▶ [Written instruction]: The listing must be reproduced in full, exactly as it stands.

Source records
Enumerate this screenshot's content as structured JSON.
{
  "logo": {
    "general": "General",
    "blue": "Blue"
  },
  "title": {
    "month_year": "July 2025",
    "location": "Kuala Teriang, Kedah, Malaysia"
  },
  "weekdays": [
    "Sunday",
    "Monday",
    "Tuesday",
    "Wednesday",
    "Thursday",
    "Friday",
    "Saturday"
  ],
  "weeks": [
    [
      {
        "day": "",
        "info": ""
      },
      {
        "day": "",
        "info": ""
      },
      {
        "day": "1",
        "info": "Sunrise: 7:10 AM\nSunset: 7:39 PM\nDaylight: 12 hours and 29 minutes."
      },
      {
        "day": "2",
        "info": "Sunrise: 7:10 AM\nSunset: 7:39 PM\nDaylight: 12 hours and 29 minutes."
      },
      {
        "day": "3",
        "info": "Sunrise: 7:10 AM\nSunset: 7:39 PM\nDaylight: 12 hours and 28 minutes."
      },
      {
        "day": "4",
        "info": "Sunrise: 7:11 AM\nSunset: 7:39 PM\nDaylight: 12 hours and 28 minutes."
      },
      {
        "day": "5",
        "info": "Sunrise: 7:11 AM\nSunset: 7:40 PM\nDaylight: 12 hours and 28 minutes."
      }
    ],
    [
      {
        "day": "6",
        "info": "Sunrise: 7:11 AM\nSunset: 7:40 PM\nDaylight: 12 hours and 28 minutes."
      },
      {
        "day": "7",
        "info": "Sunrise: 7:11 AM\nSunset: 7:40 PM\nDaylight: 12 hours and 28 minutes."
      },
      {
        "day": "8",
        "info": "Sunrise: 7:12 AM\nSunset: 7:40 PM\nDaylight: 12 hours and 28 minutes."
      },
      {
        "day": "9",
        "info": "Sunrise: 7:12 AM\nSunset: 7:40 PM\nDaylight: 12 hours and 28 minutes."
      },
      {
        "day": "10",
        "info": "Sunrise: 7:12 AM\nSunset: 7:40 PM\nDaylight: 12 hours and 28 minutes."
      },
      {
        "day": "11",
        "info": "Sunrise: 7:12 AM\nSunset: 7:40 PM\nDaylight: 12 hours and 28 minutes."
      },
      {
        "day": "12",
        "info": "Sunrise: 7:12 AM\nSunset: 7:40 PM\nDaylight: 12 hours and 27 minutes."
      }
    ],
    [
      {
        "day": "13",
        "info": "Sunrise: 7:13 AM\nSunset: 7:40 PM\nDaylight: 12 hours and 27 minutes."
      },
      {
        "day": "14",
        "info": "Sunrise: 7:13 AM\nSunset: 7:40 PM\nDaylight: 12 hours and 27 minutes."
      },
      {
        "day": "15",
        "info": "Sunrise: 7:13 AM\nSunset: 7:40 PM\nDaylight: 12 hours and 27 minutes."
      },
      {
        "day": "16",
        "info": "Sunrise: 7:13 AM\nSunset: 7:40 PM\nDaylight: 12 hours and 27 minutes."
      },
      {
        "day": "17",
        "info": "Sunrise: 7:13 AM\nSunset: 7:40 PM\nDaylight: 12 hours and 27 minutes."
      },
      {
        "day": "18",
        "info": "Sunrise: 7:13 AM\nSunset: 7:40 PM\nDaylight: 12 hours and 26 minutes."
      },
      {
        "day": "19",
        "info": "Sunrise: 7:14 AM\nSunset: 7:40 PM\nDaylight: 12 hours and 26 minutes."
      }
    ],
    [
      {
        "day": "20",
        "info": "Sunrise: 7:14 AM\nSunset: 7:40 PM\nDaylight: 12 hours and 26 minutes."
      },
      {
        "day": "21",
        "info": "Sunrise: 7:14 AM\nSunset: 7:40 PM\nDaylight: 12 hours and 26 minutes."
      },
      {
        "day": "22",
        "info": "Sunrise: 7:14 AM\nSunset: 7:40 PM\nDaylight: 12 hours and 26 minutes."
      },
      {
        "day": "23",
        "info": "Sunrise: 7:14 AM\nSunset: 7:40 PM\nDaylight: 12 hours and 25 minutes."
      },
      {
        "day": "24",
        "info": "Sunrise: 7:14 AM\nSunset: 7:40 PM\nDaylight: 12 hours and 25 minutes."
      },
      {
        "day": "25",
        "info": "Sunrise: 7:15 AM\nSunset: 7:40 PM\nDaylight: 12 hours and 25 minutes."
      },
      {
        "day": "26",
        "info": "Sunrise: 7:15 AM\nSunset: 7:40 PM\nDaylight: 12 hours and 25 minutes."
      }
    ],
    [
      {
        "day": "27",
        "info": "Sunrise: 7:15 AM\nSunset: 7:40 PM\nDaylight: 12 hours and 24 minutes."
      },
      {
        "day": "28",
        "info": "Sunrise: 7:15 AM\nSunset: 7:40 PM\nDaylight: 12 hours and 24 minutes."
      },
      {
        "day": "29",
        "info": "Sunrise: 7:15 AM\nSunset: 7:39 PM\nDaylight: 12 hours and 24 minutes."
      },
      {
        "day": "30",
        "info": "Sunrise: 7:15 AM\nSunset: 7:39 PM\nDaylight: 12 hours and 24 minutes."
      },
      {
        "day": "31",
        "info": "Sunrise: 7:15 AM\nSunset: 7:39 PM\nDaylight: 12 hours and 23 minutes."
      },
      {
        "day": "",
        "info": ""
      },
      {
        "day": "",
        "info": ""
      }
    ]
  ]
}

▶ [Response]:
Enumerate this screenshot's content as structured JSON.
{
  "logo": {
    "general": "General",
    "blue": "Blue"
  },
  "title": {
    "month_year": "July 2025",
    "location": "Kuala Teriang, Kedah, Malaysia"
  },
  "weekdays": [
    "Sunday",
    "Monday",
    "Tuesday",
    "Wednesday",
    "Thursday",
    "Friday",
    "Saturday"
  ],
  "weeks": [
    [
      {
        "day": "",
        "info": ""
      },
      {
        "day": "",
        "info": ""
      },
      {
        "day": "1",
        "info": "Sunrise: 7:10 AM\nSunset: 7:39 PM\nDaylight: 12 hours and 29 minutes."
      },
      {
        "day": "2",
        "info": "Sunrise: 7:10 AM\nSunset: 7:39 PM\nDaylight: 12 hours and 29 minutes."
      },
      {
        "day": "3",
        "info": "Sunrise: 7:10 AM\nSunset: 7:39 PM\nDaylight: 12 hours and 28 minutes."
      },
      {
        "day": "4",
        "info": "Sunrise: 7:11 AM\nSunset: 7:39 PM\nDaylight: 12 hours and 28 minutes."
      },
      {
        "day": "5",
        "info": "Sunrise: 7:11 AM\nSunset: 7:40 PM\nDaylight: 12 hours and 28 minutes."
      }
    ],
    [
      {
        "day": "6",
        "info": "Sunrise: 7:11 AM\nSunset: 7:40 PM\nDaylight: 12 hours and 28 minutes."
      },
      {
        "day": "7",
        "info": "Sunrise: 7:11 AM\nSunset: 7:40 PM\nDaylight: 12 hours and 28 minutes."
      },
      {
        "day": "8",
        "info": "Sunrise: 7:12 AM\nSunset: 7:40 PM\nDaylight: 12 hours and 28 minutes."
      },
      {
        "day": "9",
        "info": "Sunrise: 7:12 AM\nSunset: 7:40 PM\nDaylight: 12 hours and 28 minutes."
      },
      {
        "day": "10",
        "info": "Sunrise: 7:12 AM\nSunset: 7:40 PM\nDaylight: 12 hours and 28 minutes."
      },
      {
        "day": "11",
        "info": "Sunrise: 7:12 AM\nSunset: 7:40 PM\nDaylight: 12 hours and 28 minutes."
      },
      {
        "day": "12",
        "info": "Sunrise: 7:12 AM\nSunset: 7:40 PM\nDaylight: 12 hours and 27 minutes."
      }
    ],
    [
      {
        "day": "13",
        "info": "Sunrise: 7:13 AM\nSunset: 7:40 PM\nDaylight: 12 hours and 27 minutes."
      },
      {
        "day": "14",
        "info": "Sunrise: 7:13 AM\nSunset: 7:40 PM\nDaylight: 12 hours and 27 minutes."
      },
      {
        "day": "15",
        "info": "Sunrise: 7:13 AM\nSunset: 7:40 PM\nDaylight: 12 hours and 27 minutes."
      },
      {
        "day": "16",
        "info": "Sunrise: 7:13 AM\nSunset: 7:40 PM\nDaylight: 12 hours and 27 minutes."
      },
      {
        "day": "17",
        "info": "Sunrise: 7:13 AM\nSunset: 7:40 PM\nDaylight: 12 hours and 27 minutes."
      },
      {
        "day": "18",
        "info": "Sunrise: 7:13 AM\nSunset: 7:40 PM\nDaylight: 12 hours and 26 minutes."
      },
      {
        "day": "19",
        "info": "Sunrise: 7:14 AM\nSunset: 7:40 PM\nDaylight: 12 hours and 26 minutes."
      }
    ],
    [
      {
        "day": "20",
        "info": "Sunrise: 7:14 AM\nSunset: 7:40 PM\nDaylight: 12 hours and 26 minutes."
      },
      {
        "day": "21",
        "info": "Sunrise: 7:14 AM\nSunset: 7:40 PM\nDaylight: 12 hours and 26 minutes."
      },
      {
        "day": "22",
        "info": "Sunrise: 7:14 AM\nSunset: 7:40 PM\nDaylight: 12 hours and 26 minutes."
      },
      {
        "day": "23",
        "info": "Sunrise: 7:14 AM\nSunset: 7:40 PM\nDaylight: 12 hours and 25 minutes."
      },
      {
        "day": "24",
        "info": "Sunrise: 7:14 AM\nSunset: 7:40 PM\nDaylight: 12 hours and 25 minutes."
      },
      {
        "day": "25",
        "info": "Sunrise: 7:15 AM\nSunset: 7:40 PM\nDaylight: 12 hours and 25 minutes."
      },
      {
        "day": "26",
        "info": "Sunrise: 7:15 AM\nSunset: 7:40 PM\nDaylight: 12 hours and 25 minutes."
      }
    ],
    [
      {
        "day": "27",
        "info": "Sunrise: 7:15 AM\nSunset: 7:40 PM\nDaylight: 12 hours and 24 minutes."
      },
      {
        "day": "28",
        "info": "Sunrise: 7:15 AM\nSunset: 7:40 PM\nDaylight: 12 hours and 24 minutes."
      },
      {
        "day": "29",
        "info": "Sunrise: 7:15 AM\nSunset: 7:39 PM\nDaylight: 12 hours and 24 minutes."
      },
      {
        "day": "30",
        "info": "Sunrise: 7:15 AM\nSunset: 7:39 PM\nDaylight: 12 hours and 24 minutes."
      },
      {
        "day": "31",
        "info": "Sunrise: 7:15 AM\nSunset: 7:39 PM\nDaylight: 12 hours and 23 minutes."
      },
      {
        "day": "",
        "info": ""
      },
      {
        "day": "",
        "info": ""
      }
    ]
  ]
}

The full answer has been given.